In the entries that follow, count each line containing "Mediterrane" and state the total, nothing more.

** Start **

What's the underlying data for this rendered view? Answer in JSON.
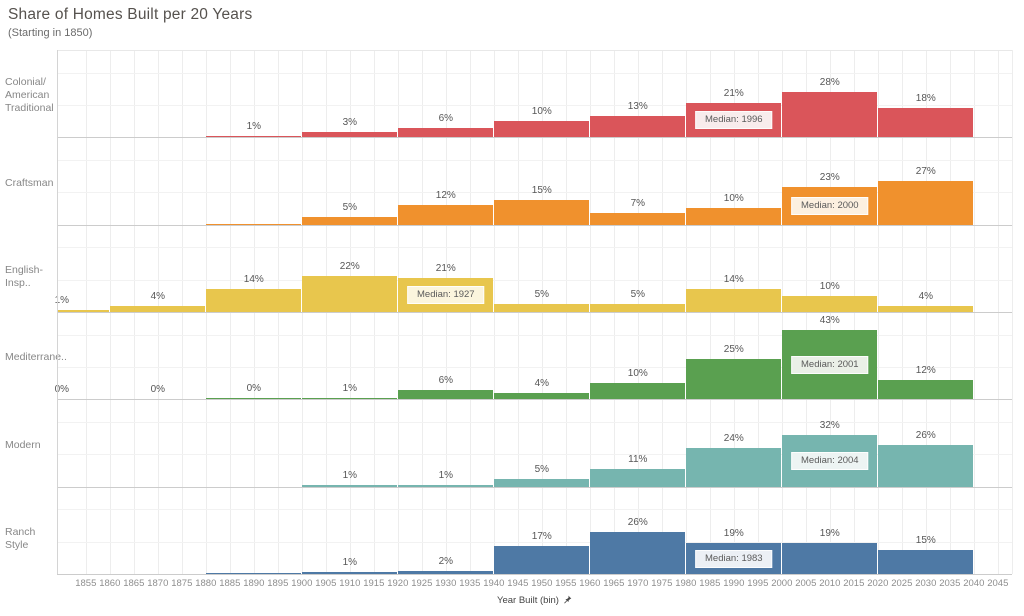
{
  "header": {
    "title": "Share of Homes Built per 20 Years",
    "subtitle": "(Starting in 1850)"
  },
  "chart_data": {
    "type": "bar",
    "variant": "small-multiples histogram, one panel per home style, 20-year bins",
    "title": "Share of Homes Built per 20 Years",
    "subtitle": "(Starting in 1850)",
    "xlabel": "Year Built (bin)",
    "x_axis": {
      "bin_width_years": 20,
      "grid": true,
      "tick_labels": [
        1855,
        1860,
        1865,
        1870,
        1875,
        1880,
        1885,
        1890,
        1895,
        1900,
        1905,
        1910,
        1915,
        1920,
        1925,
        1930,
        1935,
        1940,
        1945,
        1950,
        1955,
        1960,
        1965,
        1970,
        1975,
        1980,
        1985,
        1990,
        1995,
        2000,
        2005,
        2010,
        2015,
        2020,
        2025,
        2030,
        2035,
        2040,
        2045
      ]
    },
    "y_axis": {
      "unit": "percent of homes of that style",
      "labels_shown": false,
      "gridline_pcts": [
        20,
        40
      ],
      "panel_max_pct": 53
    },
    "legend": "none",
    "panels": [
      {
        "category": "Colonial/American Traditional",
        "label_lines": [
          "Colonial/",
          "American",
          "Traditional"
        ],
        "color": "#DA555A",
        "median_tint": "#f8ecec",
        "median": {
          "text": "Median: 1996",
          "bin_start_year": 1980
        },
        "bars": [
          {
            "start_year": 1880,
            "end_year": 1900,
            "pct": 1,
            "label": "1%"
          },
          {
            "start_year": 1900,
            "end_year": 1920,
            "pct": 3,
            "label": "3%"
          },
          {
            "start_year": 1920,
            "end_year": 1940,
            "pct": 6,
            "label": "6%"
          },
          {
            "start_year": 1940,
            "end_year": 1960,
            "pct": 10,
            "label": "10%"
          },
          {
            "start_year": 1960,
            "end_year": 1980,
            "pct": 13,
            "label": "13%"
          },
          {
            "start_year": 1980,
            "end_year": 2000,
            "pct": 21,
            "label": "21%"
          },
          {
            "start_year": 2000,
            "end_year": 2020,
            "pct": 28,
            "label": "28%"
          },
          {
            "start_year": 2020,
            "end_year": 2040,
            "pct": 18,
            "label": "18%"
          }
        ]
      },
      {
        "category": "Craftsman",
        "label_lines": [
          "Craftsman"
        ],
        "color": "#F0912D",
        "median_tint": "#fcf0e0",
        "median": {
          "text": "Median: 2000",
          "bin_start_year": 2000
        },
        "bars": [
          {
            "start_year": 1880,
            "end_year": 1900,
            "pct": 0,
            "label": "",
            "bar_visible": true
          },
          {
            "start_year": 1900,
            "end_year": 1920,
            "pct": 5,
            "label": "5%"
          },
          {
            "start_year": 1920,
            "end_year": 1940,
            "pct": 12,
            "label": "12%"
          },
          {
            "start_year": 1940,
            "end_year": 1960,
            "pct": 15,
            "label": "15%"
          },
          {
            "start_year": 1960,
            "end_year": 1980,
            "pct": 7,
            "label": "7%"
          },
          {
            "start_year": 1980,
            "end_year": 2000,
            "pct": 10,
            "label": "10%"
          },
          {
            "start_year": 2000,
            "end_year": 2020,
            "pct": 23,
            "label": "23%"
          },
          {
            "start_year": 2020,
            "end_year": 2040,
            "pct": 27,
            "label": "27%"
          }
        ]
      },
      {
        "category": "English-Insp..",
        "label_lines": [
          "English-Insp.."
        ],
        "color": "#E8C64D",
        "median_tint": "#fbf5dd",
        "median": {
          "text": "Median: 1927",
          "bin_start_year": 1920
        },
        "bars": [
          {
            "start_year": 1840,
            "end_year": 1860,
            "pct": 1,
            "label": "1%"
          },
          {
            "start_year": 1860,
            "end_year": 1880,
            "pct": 4,
            "label": "4%"
          },
          {
            "start_year": 1880,
            "end_year": 1900,
            "pct": 14,
            "label": "14%"
          },
          {
            "start_year": 1900,
            "end_year": 1920,
            "pct": 22,
            "label": "22%"
          },
          {
            "start_year": 1920,
            "end_year": 1940,
            "pct": 21,
            "label": "21%"
          },
          {
            "start_year": 1940,
            "end_year": 1960,
            "pct": 5,
            "label": "5%"
          },
          {
            "start_year": 1960,
            "end_year": 1980,
            "pct": 5,
            "label": "5%"
          },
          {
            "start_year": 1980,
            "end_year": 2000,
            "pct": 14,
            "label": "14%"
          },
          {
            "start_year": 2000,
            "end_year": 2020,
            "pct": 10,
            "label": "10%"
          },
          {
            "start_year": 2020,
            "end_year": 2040,
            "pct": 4,
            "label": "4%"
          }
        ]
      },
      {
        "category": "Mediterrane..",
        "label_lines": [
          "Mediterrane.."
        ],
        "color": "#5AA050",
        "median_tint": "#eaf0e7",
        "median": {
          "text": "Median: 2001",
          "bin_start_year": 2000
        },
        "bars": [
          {
            "start_year": 1840,
            "end_year": 1860,
            "pct": 0,
            "label": "0%",
            "bar_visible": false
          },
          {
            "start_year": 1860,
            "end_year": 1880,
            "pct": 0,
            "label": "0%",
            "bar_visible": false
          },
          {
            "start_year": 1880,
            "end_year": 1900,
            "pct": 0,
            "label": "0%",
            "bar_visible": true
          },
          {
            "start_year": 1900,
            "end_year": 1920,
            "pct": 1,
            "label": "1%"
          },
          {
            "start_year": 1920,
            "end_year": 1940,
            "pct": 6,
            "label": "6%"
          },
          {
            "start_year": 1940,
            "end_year": 1960,
            "pct": 4,
            "label": "4%"
          },
          {
            "start_year": 1960,
            "end_year": 1980,
            "pct": 10,
            "label": "10%"
          },
          {
            "start_year": 1980,
            "end_year": 2000,
            "pct": 25,
            "label": "25%"
          },
          {
            "start_year": 2000,
            "end_year": 2020,
            "pct": 43,
            "label": "43%"
          },
          {
            "start_year": 2020,
            "end_year": 2040,
            "pct": 12,
            "label": "12%"
          }
        ]
      },
      {
        "category": "Modern",
        "label_lines": [
          "Modern"
        ],
        "color": "#76B5AF",
        "median_tint": "#edf4f3",
        "median": {
          "text": "Median: 2004",
          "bin_start_year": 2000
        },
        "bars": [
          {
            "start_year": 1900,
            "end_year": 1920,
            "pct": 1,
            "label": "1%"
          },
          {
            "start_year": 1920,
            "end_year": 1940,
            "pct": 1,
            "label": "1%"
          },
          {
            "start_year": 1940,
            "end_year": 1960,
            "pct": 5,
            "label": "5%"
          },
          {
            "start_year": 1960,
            "end_year": 1980,
            "pct": 11,
            "label": "11%"
          },
          {
            "start_year": 1980,
            "end_year": 2000,
            "pct": 24,
            "label": "24%"
          },
          {
            "start_year": 2000,
            "end_year": 2020,
            "pct": 32,
            "label": "32%"
          },
          {
            "start_year": 2020,
            "end_year": 2040,
            "pct": 26,
            "label": "26%"
          }
        ]
      },
      {
        "category": "Ranch Style",
        "label_lines": [
          "Ranch Style"
        ],
        "color": "#4E79A5",
        "median_tint": "#ecf0f5",
        "median": {
          "text": "Median: 1983",
          "bin_start_year": 1980
        },
        "bars": [
          {
            "start_year": 1880,
            "end_year": 1900,
            "pct": 0,
            "label": "",
            "bar_visible": true
          },
          {
            "start_year": 1900,
            "end_year": 1920,
            "pct": 1,
            "label": "1%"
          },
          {
            "start_year": 1920,
            "end_year": 1940,
            "pct": 2,
            "label": "2%"
          },
          {
            "start_year": 1940,
            "end_year": 1960,
            "pct": 17,
            "label": "17%"
          },
          {
            "start_year": 1960,
            "end_year": 1980,
            "pct": 26,
            "label": "26%"
          },
          {
            "start_year": 1980,
            "end_year": 2000,
            "pct": 19,
            "label": "19%"
          },
          {
            "start_year": 2000,
            "end_year": 2020,
            "pct": 19,
            "label": "19%"
          },
          {
            "start_year": 2020,
            "end_year": 2040,
            "pct": 15,
            "label": "15%"
          }
        ]
      }
    ]
  },
  "colors": {
    "axis_line": "#cccccc",
    "vertical_gridline": "#ededed",
    "pct_gridline": "#f2f2f2",
    "value_label_text": "#565656",
    "tick_text": "#8e8e8e",
    "row_label_text": "#878787",
    "title_text": "#56524e"
  }
}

** End **

→ OUTPUT FOR THIS TASK
2